▶ _Problem to work on_: Select all lines with the string "name" in them, and copy those lines.

▶ _Source records_:
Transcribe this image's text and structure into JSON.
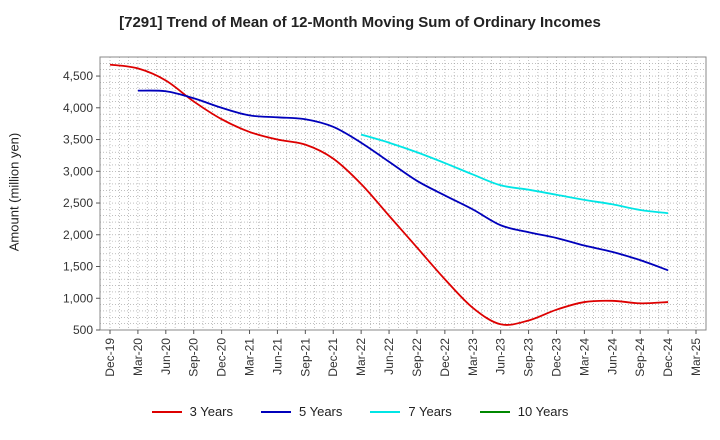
{
  "chart_data": {
    "type": "line",
    "title": "[7291]  Trend of Mean of 12-Month Moving Sum of Ordinary Incomes",
    "xlabel": "",
    "ylabel": "Amount (million yen)",
    "ylim": [
      500,
      4800
    ],
    "y_ticks": [
      500,
      1000,
      1500,
      2000,
      2500,
      3000,
      3500,
      4000,
      4500
    ],
    "y_tick_labels": [
      "500",
      "1,000",
      "1,500",
      "2,000",
      "2,500",
      "3,000",
      "3,500",
      "4,000",
      "4,500"
    ],
    "x_tick_labels": [
      "Dec-19",
      "Mar-20",
      "Jun-20",
      "Sep-20",
      "Dec-20",
      "Mar-21",
      "Jun-21",
      "Sep-21",
      "Dec-21",
      "Mar-22",
      "Jun-22",
      "Sep-22",
      "Dec-22",
      "Mar-23",
      "Jun-23",
      "Sep-23",
      "Dec-23",
      "Mar-24",
      "Jun-24",
      "Sep-24",
      "Dec-24",
      "Mar-25"
    ],
    "grid": true,
    "legend_position": "bottom",
    "series": [
      {
        "name": "3 Years",
        "color": "#dd0000",
        "points": [
          [
            0,
            4680
          ],
          [
            1,
            4620
          ],
          [
            2,
            4430
          ],
          [
            3,
            4100
          ],
          [
            4,
            3820
          ],
          [
            5,
            3620
          ],
          [
            6,
            3500
          ],
          [
            7,
            3420
          ],
          [
            8,
            3200
          ],
          [
            9,
            2800
          ],
          [
            10,
            2300
          ],
          [
            11,
            1800
          ],
          [
            12,
            1300
          ],
          [
            13,
            850
          ],
          [
            14,
            590
          ],
          [
            15,
            650
          ],
          [
            16,
            820
          ],
          [
            17,
            940
          ],
          [
            18,
            960
          ],
          [
            19,
            920
          ],
          [
            20,
            940
          ]
        ]
      },
      {
        "name": "5 Years",
        "color": "#0000bb",
        "points": [
          [
            1,
            4270
          ],
          [
            2,
            4260
          ],
          [
            3,
            4150
          ],
          [
            4,
            4000
          ],
          [
            5,
            3880
          ],
          [
            6,
            3850
          ],
          [
            7,
            3820
          ],
          [
            8,
            3700
          ],
          [
            9,
            3450
          ],
          [
            10,
            3150
          ],
          [
            11,
            2850
          ],
          [
            12,
            2620
          ],
          [
            13,
            2400
          ],
          [
            14,
            2150
          ],
          [
            15,
            2040
          ],
          [
            16,
            1950
          ],
          [
            17,
            1830
          ],
          [
            18,
            1730
          ],
          [
            19,
            1600
          ],
          [
            20,
            1440
          ]
        ]
      },
      {
        "name": "7 Years",
        "color": "#00e5e5",
        "points": [
          [
            9,
            3580
          ],
          [
            10,
            3450
          ],
          [
            11,
            3300
          ],
          [
            12,
            3130
          ],
          [
            13,
            2950
          ],
          [
            14,
            2780
          ],
          [
            15,
            2710
          ],
          [
            16,
            2630
          ],
          [
            17,
            2550
          ],
          [
            18,
            2480
          ],
          [
            19,
            2390
          ],
          [
            20,
            2340
          ]
        ]
      },
      {
        "name": "10 Years",
        "color": "#008800",
        "points": []
      }
    ]
  }
}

▶ _Problem solution_:
        "name": "3 Years",
        "name": "5 Years",
        "name": "7 Years",
        "name": "10 Years",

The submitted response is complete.